Please give the entries again in full and exactly, without any picture.
── MATERIAL SUPPLIED ──
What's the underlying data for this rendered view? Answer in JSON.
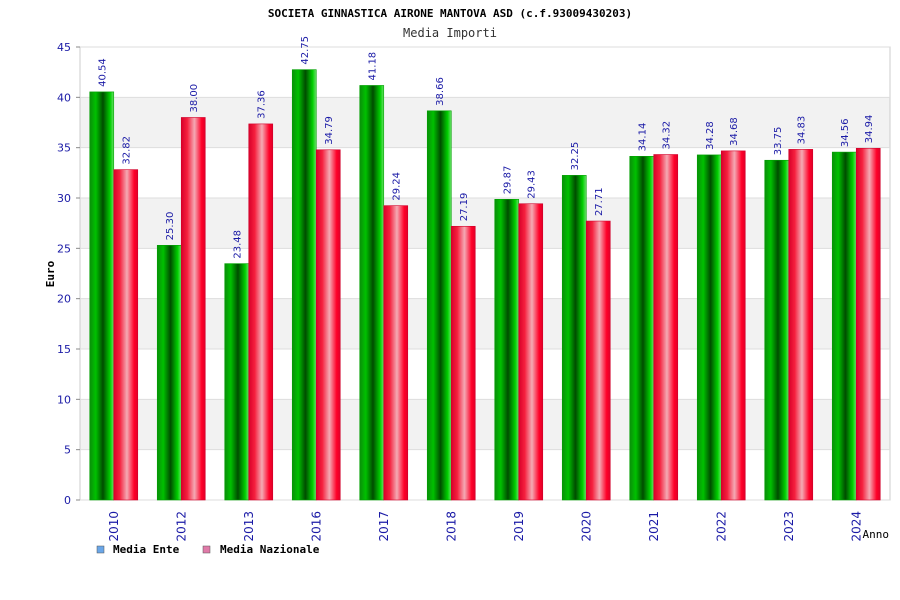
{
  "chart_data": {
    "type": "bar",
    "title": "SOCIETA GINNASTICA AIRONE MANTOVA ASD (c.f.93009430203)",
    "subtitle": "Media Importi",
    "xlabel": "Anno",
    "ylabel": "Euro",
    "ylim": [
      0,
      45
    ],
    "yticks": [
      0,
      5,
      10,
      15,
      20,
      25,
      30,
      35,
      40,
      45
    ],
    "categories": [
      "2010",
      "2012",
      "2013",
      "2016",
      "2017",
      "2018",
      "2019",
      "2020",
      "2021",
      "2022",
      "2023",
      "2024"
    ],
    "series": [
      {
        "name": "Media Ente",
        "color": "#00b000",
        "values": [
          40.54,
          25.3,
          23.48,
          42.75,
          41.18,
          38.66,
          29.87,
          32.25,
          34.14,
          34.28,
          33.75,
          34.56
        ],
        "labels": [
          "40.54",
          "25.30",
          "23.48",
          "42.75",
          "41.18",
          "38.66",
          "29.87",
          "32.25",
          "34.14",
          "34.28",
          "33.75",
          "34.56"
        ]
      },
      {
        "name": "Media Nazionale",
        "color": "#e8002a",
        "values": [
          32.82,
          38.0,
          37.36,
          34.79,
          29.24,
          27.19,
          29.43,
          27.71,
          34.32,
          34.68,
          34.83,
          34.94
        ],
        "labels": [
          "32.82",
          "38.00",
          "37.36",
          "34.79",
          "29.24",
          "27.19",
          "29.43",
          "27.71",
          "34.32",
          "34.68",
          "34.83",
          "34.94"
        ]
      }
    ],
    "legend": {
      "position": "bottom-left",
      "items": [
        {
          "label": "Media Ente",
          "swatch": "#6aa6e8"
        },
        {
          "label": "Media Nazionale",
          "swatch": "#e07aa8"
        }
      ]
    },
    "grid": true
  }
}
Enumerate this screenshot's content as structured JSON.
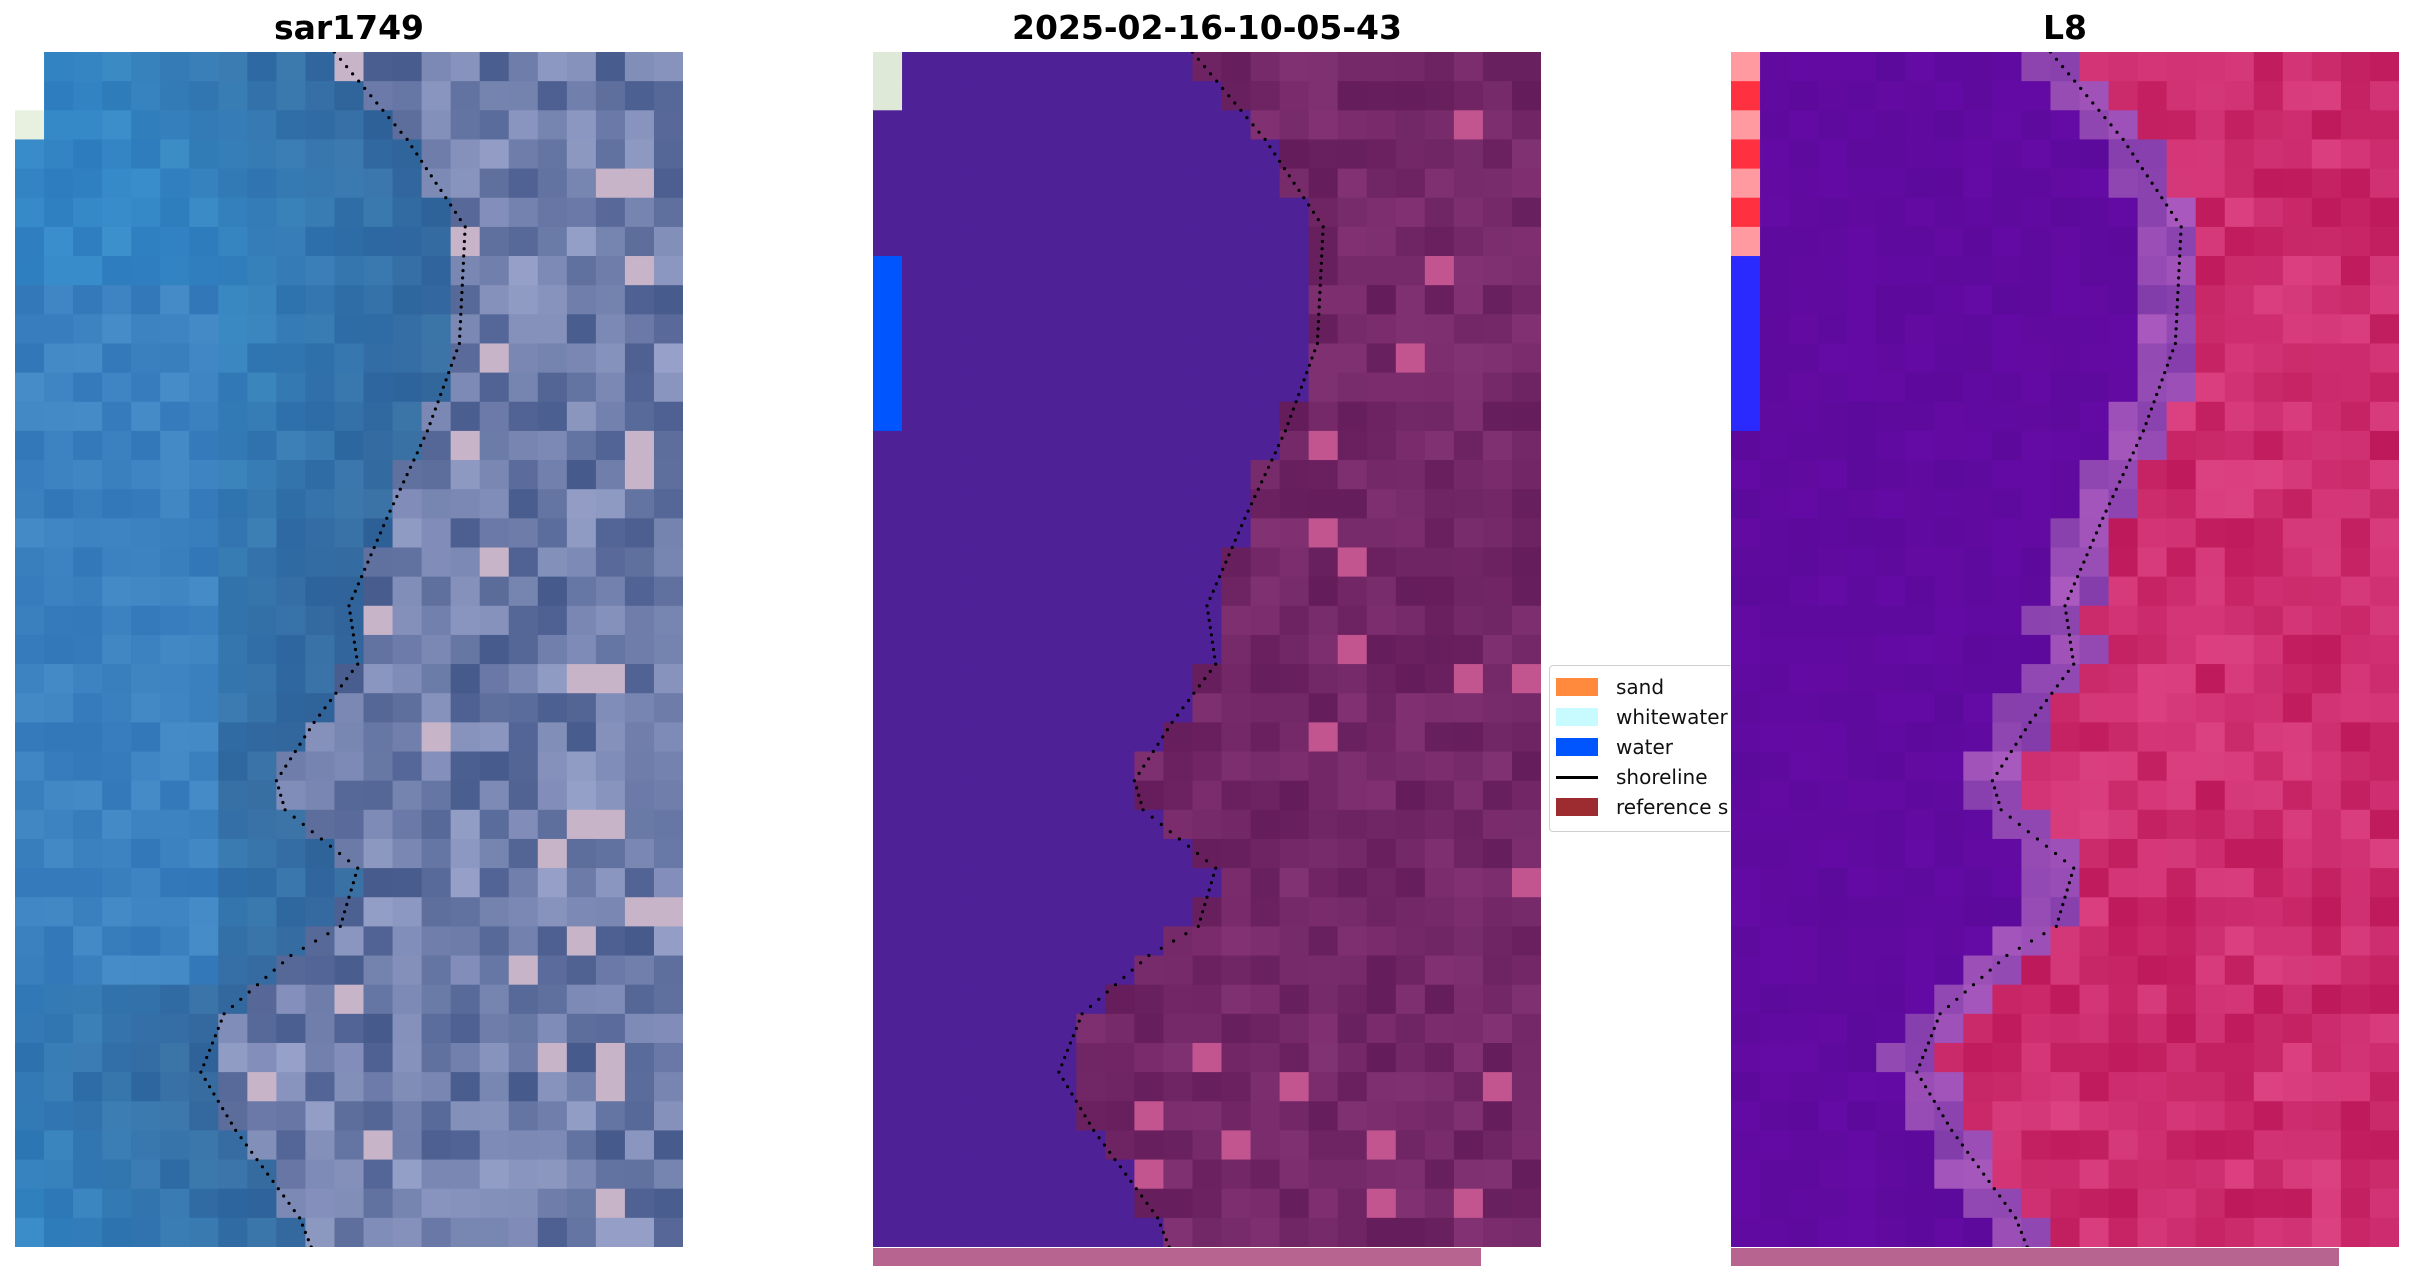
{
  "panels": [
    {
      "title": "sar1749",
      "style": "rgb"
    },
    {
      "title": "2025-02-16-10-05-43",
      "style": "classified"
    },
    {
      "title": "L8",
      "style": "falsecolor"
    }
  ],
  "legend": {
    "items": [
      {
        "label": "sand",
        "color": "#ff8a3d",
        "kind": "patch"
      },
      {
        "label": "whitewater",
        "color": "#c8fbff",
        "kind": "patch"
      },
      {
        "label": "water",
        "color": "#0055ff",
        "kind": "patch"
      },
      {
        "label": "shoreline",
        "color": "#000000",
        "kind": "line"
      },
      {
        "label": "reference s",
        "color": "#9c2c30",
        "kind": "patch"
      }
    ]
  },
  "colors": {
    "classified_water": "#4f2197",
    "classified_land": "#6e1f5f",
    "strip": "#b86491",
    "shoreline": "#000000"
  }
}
───
● SOLUTION BELOW:
What's the underlying data for this rendered view? Answer in JSON.
{
  "chart_data": {
    "type": "bar",
    "title": "SOCIETA GINNASTICA AIRONE MANTOVA ASD (c.f.93009430203)",
    "subtitle": "Media Importi",
    "xlabel": "Anno",
    "ylabel": "Euro",
    "ylim": [
      0,
      45
    ],
    "yticks": [
      0,
      5,
      10,
      15,
      20,
      25,
      30,
      35,
      40,
      45
    ],
    "categories": [
      "2010",
      "2012",
      "2013",
      "2016",
      "2017",
      "2018",
      "2019",
      "2020",
      "2021",
      "2022",
      "2023",
      "2024"
    ],
    "series": [
      {
        "name": "Media Ente",
        "color": "#00b000",
        "values": [
          40.54,
          25.3,
          23.48,
          42.75,
          41.18,
          38.66,
          29.87,
          32.25,
          34.14,
          34.28,
          33.75,
          34.56
        ],
        "labels": [
          "40.54",
          "25.30",
          "23.48",
          "42.75",
          "41.18",
          "38.66",
          "29.87",
          "32.25",
          "34.14",
          "34.28",
          "33.75",
          "34.56"
        ]
      },
      {
        "name": "Media Nazionale",
        "color": "#e8002a",
        "values": [
          32.82,
          38.0,
          37.36,
          34.79,
          29.24,
          27.19,
          29.43,
          27.71,
          34.32,
          34.68,
          34.83,
          34.94
        ],
        "labels": [
          "32.82",
          "38.00",
          "37.36",
          "34.79",
          "29.24",
          "27.19",
          "29.43",
          "27.71",
          "34.32",
          "34.68",
          "34.83",
          "34.94"
        ]
      }
    ],
    "legend": {
      "position": "bottom-left",
      "items": [
        {
          "label": "Media Ente",
          "swatch": "#6aa6e8"
        },
        {
          "label": "Media Nazionale",
          "swatch": "#e07aa8"
        }
      ]
    },
    "grid": true
  }
}
Enumerate this screenshot's content as structured JSON.
{
  "panels": [
    {
      "title": "sar1749",
      "style": "rgb"
    },
    {
      "title": "2025-02-16-10-05-43",
      "style": "classified"
    },
    {
      "title": "L8",
      "style": "falsecolor"
    }
  ],
  "legend": {
    "items": [
      {
        "label": "sand",
        "color": "#ff8a3d",
        "kind": "patch"
      },
      {
        "label": "whitewater",
        "color": "#c8fbff",
        "kind": "patch"
      },
      {
        "label": "water",
        "color": "#0055ff",
        "kind": "patch"
      },
      {
        "label": "shoreline",
        "color": "#000000",
        "kind": "line"
      },
      {
        "label": "reference s",
        "color": "#9c2c30",
        "kind": "patch"
      }
    ]
  },
  "colors": {
    "classified_water": "#4f2197",
    "classified_land": "#6e1f5f",
    "strip": "#b86491",
    "shoreline": "#000000"
  }
}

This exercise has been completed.